**O que fazer**
(a) Responda com base no texto sobre orações pelos mortos:
(i) Segundo as considerações iniciais, o hábito de fazer oferendas e petições junto aos túmulos tem origem cristã?
(ii) Desde que século, de acordo com a apologia católica, há registros de vivos indo aos sepulcros para orar pelos mortos?
(iii) Que personagem é citado como defensor desse costume no século IV?
(b) Prossiga com o texto sobre orações pelos mortos a partir da última frase apresentada.

**Texto para leitura**
--------------------------------

CONSIDERAÇÕES INICIAIS
O hábito de fazer oferendas e
petições junto aos túmulos dos mortos (e para os mortos) não tem origem cristã,
tampouco há registros apostólicos sustentando tal prática. Partiremos dessa
perspectiva, porém não nos deteremos em demonstrar a origem histórica não
cristã, e muito menos faremos uma análise teológica de textos bíblicos
utilizados pró e contra esse antigo costume.
O QUE DIZ A APOLOGIA CATÓLICA?
Segundo a apologia católica,
desde o século II existem registros de que os vivos se dirigem aos sepulcros
com a finalidade de render orações pelos mortos. Personagens como Tertuliano e
Cipriano (no século III), Cirilo de Jerusalém (no século IV) e Crisóstomo (no
século V) são citados como defensores desse costume, que é apontado como sendo
de tradição apostólica.

--------------------------------

**Linhas exibidas**
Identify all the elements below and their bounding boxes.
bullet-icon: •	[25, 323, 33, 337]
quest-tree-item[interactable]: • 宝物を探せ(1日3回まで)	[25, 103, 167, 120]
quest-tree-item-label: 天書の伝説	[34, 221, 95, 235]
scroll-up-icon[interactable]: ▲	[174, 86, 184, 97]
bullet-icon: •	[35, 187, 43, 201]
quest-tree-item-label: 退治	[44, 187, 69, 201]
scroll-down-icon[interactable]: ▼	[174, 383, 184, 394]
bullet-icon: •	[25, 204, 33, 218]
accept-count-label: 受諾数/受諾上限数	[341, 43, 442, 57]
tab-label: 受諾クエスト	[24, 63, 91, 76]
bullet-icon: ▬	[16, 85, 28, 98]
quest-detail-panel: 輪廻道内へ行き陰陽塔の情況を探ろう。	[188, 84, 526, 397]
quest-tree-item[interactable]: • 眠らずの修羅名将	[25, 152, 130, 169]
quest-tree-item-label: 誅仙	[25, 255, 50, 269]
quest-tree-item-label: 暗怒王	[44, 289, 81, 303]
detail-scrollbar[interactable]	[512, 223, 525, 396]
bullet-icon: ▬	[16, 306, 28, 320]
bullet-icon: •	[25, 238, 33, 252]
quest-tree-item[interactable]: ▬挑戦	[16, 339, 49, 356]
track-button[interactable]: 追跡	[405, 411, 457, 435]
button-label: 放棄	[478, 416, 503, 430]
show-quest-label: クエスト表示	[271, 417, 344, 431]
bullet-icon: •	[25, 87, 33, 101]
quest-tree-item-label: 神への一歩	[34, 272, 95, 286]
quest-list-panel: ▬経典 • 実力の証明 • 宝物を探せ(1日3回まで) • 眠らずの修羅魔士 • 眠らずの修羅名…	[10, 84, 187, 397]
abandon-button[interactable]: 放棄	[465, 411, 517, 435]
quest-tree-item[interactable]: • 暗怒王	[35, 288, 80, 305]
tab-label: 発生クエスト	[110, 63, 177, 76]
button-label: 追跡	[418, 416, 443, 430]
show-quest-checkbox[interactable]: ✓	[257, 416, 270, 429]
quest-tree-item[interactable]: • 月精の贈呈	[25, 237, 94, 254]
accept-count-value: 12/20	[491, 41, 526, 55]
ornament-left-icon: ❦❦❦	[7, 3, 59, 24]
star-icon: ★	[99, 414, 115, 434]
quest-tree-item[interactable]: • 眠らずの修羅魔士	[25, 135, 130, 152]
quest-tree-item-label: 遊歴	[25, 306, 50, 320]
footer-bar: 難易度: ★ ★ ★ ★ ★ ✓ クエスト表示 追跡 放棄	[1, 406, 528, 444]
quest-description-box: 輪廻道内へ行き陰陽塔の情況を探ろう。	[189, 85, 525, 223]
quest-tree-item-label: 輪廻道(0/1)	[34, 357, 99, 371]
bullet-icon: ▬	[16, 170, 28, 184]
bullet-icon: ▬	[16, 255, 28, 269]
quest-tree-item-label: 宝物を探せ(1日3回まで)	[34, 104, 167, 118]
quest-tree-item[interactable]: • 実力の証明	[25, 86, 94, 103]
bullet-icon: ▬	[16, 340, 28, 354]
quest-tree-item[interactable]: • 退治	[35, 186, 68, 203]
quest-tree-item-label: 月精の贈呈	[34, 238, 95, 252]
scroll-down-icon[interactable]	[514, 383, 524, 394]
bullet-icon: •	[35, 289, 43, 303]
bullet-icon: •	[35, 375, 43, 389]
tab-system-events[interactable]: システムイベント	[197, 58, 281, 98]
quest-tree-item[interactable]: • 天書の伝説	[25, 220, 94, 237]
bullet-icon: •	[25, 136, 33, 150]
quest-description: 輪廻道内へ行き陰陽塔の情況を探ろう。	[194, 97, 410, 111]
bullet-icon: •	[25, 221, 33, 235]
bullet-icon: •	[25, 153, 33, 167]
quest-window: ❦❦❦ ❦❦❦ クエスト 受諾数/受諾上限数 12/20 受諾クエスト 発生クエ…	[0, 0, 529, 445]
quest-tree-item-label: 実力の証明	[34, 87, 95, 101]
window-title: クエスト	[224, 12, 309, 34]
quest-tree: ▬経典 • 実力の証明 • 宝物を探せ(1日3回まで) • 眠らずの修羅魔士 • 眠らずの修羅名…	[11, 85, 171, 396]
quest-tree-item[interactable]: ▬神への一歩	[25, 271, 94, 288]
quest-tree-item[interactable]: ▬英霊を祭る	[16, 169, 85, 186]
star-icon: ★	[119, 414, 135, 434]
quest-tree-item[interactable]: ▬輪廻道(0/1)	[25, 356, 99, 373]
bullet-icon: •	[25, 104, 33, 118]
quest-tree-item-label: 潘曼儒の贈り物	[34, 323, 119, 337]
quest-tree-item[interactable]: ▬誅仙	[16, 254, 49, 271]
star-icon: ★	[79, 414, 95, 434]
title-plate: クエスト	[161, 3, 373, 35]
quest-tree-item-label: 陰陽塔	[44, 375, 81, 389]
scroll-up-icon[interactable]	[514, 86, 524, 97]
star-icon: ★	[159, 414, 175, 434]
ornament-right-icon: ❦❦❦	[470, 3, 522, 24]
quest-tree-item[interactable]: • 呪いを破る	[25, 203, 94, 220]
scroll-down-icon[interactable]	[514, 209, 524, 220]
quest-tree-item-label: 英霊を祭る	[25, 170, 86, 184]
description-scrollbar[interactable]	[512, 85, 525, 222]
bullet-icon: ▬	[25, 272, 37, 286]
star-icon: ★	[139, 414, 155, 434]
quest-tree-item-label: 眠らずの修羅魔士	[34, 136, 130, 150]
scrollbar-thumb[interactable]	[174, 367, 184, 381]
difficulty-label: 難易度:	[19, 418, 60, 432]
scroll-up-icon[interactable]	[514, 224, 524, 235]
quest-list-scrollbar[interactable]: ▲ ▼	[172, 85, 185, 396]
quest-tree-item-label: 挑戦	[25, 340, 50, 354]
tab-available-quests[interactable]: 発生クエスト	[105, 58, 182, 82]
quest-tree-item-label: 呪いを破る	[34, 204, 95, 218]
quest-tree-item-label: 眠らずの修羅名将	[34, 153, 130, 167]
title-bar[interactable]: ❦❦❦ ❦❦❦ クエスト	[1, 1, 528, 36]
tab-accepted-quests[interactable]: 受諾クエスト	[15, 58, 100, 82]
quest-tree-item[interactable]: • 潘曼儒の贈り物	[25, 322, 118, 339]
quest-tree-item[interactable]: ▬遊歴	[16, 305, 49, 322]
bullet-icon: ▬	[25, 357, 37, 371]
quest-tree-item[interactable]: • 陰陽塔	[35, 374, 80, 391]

--------------------------------

**Respostas por tarefa**
(a)
(i) Não, o texto afirma que esse hábito não tem origem cristã.
(ii) Desde o século II.
(iii) Cirilo de Jerusalém.

(b)
BISPO CATÓLICO SE POSICIONA CONTRÁRIO À OFERENDA AOS MORTOS
De acordo com Agostinho
(354-430), o Bispo Ambrósio (um dos principais doutores da igreja dos primeiros
séculos) proibiu o costume de se fazer oferenda aos mortos por duas razões
principais: uma, porque os fiéis tinham o hábito da embriaguez durante os atos
litúrgicos; a segunda, porque tal costume se assemelhava a uma festa pagã,
chamada de parentales (ou parentais). Vejamos as palavras de Agostinho, em Confissões, em cuja oportunidade ele falava de Mônica, sua mãe:
“Assim, um dia, como costumava na
África, levou papas, pão e vinho puro à sepultura dos mártires, mas o porteiro
não quis permitir suas ofertas. Quando soube que essa proibição vinha do bispo,
resignou-se tão piedosa e obedientemente, que eu mesmo me admirei de quão
facilmente passasse a condenar o hábito, e não a criticar a proibição de
Ambrósio”.
Um pouco adiante, Agostinho prossegue:
“Tão logo, porém, soube que o
ilustre pregador e mestre da verdade [Ambrósio] proibira tal costume – mesmo
para os que o praticavam sobriamente [ou seja, sem se embriagarem], para não
dar aos ébrios azo de se embriagarem, e porque essa espécie de parentales era muito semelhante à
superstição dos pagãos – ela se absteve de muito boa vontade”.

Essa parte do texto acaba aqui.